**Data provided:**
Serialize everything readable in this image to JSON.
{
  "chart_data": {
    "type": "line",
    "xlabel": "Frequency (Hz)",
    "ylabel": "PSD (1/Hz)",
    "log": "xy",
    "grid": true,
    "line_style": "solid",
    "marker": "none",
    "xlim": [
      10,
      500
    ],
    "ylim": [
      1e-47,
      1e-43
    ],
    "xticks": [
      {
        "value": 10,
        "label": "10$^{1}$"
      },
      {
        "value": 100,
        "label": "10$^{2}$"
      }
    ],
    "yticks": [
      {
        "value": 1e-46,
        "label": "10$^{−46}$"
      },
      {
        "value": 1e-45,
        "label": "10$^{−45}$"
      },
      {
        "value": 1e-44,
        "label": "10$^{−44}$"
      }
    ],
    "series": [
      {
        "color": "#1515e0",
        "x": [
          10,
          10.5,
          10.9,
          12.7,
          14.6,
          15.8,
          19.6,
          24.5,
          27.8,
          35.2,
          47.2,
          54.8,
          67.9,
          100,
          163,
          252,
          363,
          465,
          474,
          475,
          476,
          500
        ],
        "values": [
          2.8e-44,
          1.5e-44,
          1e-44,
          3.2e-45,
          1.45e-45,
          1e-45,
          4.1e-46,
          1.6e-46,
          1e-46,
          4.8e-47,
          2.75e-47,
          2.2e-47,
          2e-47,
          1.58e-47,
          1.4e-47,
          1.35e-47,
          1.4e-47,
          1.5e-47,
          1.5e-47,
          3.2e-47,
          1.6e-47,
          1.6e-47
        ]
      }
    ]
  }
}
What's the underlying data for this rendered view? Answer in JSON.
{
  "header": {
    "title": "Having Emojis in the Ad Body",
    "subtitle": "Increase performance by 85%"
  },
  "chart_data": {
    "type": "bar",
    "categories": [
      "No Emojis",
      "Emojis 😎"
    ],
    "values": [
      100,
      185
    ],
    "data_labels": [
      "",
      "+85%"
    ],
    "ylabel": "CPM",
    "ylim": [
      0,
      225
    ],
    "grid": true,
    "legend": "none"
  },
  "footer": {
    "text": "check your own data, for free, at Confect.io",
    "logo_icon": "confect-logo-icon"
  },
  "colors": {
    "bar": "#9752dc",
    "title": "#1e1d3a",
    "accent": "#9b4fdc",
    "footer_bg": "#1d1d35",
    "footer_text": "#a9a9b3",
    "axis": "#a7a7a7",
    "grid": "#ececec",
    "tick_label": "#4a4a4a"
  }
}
...
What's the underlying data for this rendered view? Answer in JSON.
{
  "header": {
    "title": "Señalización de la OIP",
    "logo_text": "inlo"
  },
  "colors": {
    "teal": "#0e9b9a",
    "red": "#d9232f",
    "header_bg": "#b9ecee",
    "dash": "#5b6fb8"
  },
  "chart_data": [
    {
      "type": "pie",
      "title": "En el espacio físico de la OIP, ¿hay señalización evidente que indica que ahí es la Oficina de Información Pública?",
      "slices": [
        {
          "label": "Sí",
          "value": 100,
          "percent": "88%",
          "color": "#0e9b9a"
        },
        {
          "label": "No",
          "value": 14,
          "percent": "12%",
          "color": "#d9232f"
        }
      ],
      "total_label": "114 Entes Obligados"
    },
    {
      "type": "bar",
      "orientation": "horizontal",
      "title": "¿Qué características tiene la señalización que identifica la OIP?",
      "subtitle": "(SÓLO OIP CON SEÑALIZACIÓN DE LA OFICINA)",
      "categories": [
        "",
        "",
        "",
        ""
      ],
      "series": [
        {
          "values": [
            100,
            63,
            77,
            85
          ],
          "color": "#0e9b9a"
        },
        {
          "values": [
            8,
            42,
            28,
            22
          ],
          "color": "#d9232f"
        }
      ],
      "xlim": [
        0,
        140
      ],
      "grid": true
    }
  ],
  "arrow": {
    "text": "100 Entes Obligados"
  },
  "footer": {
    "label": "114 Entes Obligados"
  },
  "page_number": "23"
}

**What this task involves:** Look through the entries and return every line where "Entes" appears.

**Finished task:**
      "total_label": "114 Entes Obligados"
    "text": "100 Entes Obligados"
    "label": "114 Entes Obligados"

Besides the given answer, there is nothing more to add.